TASK INSTRUCTIONS: From the entries below, gather each line containing the word "source".

Records that describe figures:
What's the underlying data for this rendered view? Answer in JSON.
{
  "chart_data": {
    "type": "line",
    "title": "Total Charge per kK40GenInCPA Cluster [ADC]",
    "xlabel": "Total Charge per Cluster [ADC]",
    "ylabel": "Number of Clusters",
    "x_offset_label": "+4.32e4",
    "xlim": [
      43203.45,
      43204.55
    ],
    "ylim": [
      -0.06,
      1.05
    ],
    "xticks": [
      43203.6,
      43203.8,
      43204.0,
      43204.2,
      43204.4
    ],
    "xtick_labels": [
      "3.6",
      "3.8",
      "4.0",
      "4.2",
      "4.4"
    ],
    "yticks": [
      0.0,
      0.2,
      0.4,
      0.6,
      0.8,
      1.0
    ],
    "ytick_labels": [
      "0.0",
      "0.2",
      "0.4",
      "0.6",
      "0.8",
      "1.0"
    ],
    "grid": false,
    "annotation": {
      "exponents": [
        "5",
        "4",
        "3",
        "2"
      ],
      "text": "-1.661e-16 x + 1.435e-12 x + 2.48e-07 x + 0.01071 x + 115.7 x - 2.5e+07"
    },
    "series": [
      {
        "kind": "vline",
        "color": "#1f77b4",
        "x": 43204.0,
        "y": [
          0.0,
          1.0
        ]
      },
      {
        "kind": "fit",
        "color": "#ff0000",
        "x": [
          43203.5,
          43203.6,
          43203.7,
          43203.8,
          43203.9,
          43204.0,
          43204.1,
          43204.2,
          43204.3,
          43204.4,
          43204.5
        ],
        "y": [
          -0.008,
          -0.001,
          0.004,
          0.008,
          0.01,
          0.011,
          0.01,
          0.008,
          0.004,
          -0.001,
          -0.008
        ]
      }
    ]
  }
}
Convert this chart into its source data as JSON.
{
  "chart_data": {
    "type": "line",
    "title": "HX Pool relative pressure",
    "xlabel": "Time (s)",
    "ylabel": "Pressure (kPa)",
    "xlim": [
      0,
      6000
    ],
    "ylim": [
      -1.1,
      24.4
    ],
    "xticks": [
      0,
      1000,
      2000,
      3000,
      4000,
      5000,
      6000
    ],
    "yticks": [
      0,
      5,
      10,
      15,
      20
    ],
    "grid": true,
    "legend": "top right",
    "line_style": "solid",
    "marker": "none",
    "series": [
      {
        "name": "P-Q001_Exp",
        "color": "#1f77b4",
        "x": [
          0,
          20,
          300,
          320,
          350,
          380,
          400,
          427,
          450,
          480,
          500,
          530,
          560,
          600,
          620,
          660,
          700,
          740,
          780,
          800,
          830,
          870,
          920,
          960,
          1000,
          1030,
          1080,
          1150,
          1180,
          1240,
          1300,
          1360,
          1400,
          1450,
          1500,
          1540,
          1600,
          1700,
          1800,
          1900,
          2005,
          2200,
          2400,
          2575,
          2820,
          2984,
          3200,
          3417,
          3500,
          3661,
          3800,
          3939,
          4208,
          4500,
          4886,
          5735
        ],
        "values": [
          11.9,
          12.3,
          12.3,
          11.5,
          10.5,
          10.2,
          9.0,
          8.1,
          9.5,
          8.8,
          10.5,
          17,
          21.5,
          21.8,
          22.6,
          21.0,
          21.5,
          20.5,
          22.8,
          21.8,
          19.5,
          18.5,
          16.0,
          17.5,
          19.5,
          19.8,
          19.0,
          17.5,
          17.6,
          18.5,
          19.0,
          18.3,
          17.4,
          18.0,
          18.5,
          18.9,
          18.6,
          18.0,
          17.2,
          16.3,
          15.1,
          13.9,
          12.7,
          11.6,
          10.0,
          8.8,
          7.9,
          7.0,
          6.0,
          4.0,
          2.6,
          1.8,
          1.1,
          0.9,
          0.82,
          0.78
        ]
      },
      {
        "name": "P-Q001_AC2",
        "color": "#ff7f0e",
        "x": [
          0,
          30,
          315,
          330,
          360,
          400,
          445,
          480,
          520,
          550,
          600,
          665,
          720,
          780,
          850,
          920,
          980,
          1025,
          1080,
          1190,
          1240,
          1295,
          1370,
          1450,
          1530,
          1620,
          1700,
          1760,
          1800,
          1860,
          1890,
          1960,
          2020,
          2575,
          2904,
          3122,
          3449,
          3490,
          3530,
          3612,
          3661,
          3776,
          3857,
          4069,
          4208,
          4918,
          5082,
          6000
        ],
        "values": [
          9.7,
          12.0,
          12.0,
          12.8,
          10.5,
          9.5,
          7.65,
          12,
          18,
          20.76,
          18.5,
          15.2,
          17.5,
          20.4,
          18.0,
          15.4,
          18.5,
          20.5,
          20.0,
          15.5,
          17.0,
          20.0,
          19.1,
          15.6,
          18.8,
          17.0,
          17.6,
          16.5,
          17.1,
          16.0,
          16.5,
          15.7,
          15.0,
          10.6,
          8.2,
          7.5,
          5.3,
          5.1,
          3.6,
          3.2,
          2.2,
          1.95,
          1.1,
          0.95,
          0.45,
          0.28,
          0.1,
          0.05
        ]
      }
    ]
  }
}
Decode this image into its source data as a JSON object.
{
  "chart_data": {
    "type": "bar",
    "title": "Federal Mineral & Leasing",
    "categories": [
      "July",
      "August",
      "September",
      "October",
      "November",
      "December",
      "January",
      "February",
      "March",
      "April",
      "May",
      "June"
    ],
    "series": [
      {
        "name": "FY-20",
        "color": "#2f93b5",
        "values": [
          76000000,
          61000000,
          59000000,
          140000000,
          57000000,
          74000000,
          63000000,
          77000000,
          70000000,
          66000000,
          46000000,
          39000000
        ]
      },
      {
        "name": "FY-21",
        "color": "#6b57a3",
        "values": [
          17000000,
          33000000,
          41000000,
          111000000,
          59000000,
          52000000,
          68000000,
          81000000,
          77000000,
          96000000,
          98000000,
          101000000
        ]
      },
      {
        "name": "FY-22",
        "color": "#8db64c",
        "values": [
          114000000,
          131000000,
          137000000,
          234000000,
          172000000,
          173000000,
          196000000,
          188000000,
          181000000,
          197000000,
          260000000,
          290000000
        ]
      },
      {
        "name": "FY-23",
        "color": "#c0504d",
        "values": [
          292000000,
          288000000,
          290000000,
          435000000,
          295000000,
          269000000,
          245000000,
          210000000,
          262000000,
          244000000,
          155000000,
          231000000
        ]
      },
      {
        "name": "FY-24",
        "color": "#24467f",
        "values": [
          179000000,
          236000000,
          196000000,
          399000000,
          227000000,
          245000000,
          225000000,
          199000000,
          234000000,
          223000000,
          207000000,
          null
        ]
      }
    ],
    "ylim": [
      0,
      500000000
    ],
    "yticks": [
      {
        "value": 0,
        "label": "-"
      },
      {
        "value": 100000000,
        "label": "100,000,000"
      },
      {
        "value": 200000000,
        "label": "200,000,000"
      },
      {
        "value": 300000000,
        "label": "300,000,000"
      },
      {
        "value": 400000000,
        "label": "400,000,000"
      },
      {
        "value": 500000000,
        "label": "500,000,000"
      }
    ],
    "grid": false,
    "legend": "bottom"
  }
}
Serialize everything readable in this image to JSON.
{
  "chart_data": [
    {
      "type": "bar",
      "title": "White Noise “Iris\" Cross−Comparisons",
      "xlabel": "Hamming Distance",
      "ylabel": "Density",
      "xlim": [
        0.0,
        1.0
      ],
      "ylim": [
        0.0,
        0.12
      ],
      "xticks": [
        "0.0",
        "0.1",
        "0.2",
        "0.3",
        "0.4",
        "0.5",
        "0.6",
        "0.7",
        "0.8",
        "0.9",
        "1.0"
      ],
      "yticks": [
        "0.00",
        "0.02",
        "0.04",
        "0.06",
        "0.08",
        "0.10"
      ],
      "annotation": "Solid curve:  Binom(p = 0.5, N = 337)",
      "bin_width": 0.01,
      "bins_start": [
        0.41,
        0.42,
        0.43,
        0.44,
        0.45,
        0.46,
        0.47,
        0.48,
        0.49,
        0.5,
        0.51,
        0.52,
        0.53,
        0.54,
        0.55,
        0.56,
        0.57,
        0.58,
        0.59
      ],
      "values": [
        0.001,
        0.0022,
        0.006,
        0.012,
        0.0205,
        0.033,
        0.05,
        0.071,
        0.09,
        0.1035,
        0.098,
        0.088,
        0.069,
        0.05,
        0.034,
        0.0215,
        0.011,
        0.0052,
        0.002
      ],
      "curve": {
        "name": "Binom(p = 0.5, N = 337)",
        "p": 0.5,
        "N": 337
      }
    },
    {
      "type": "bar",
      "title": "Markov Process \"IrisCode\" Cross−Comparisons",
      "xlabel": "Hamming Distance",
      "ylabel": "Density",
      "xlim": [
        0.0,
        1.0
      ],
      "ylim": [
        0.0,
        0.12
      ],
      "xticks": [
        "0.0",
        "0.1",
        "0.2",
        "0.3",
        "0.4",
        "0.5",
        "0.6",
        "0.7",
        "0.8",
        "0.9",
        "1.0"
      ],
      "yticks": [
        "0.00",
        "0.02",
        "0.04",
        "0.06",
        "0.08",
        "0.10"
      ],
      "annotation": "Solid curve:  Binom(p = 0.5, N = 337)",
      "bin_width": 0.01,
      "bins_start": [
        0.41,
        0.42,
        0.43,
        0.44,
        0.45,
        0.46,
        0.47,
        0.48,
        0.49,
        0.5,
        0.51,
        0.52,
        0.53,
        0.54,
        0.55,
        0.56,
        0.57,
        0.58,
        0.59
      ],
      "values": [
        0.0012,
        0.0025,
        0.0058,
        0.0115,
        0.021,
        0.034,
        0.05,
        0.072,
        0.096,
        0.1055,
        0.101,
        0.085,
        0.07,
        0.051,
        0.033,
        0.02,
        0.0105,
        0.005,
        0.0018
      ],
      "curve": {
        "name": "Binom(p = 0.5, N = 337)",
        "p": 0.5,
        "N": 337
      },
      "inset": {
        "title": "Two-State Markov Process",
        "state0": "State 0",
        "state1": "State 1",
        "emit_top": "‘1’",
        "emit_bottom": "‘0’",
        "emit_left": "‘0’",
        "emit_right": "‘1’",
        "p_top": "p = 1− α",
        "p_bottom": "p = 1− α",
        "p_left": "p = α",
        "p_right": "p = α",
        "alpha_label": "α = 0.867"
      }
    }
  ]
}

THE RESPONSE:
Convert this chart into its source data as JSON.
Decode this image into its source data as a JSON object.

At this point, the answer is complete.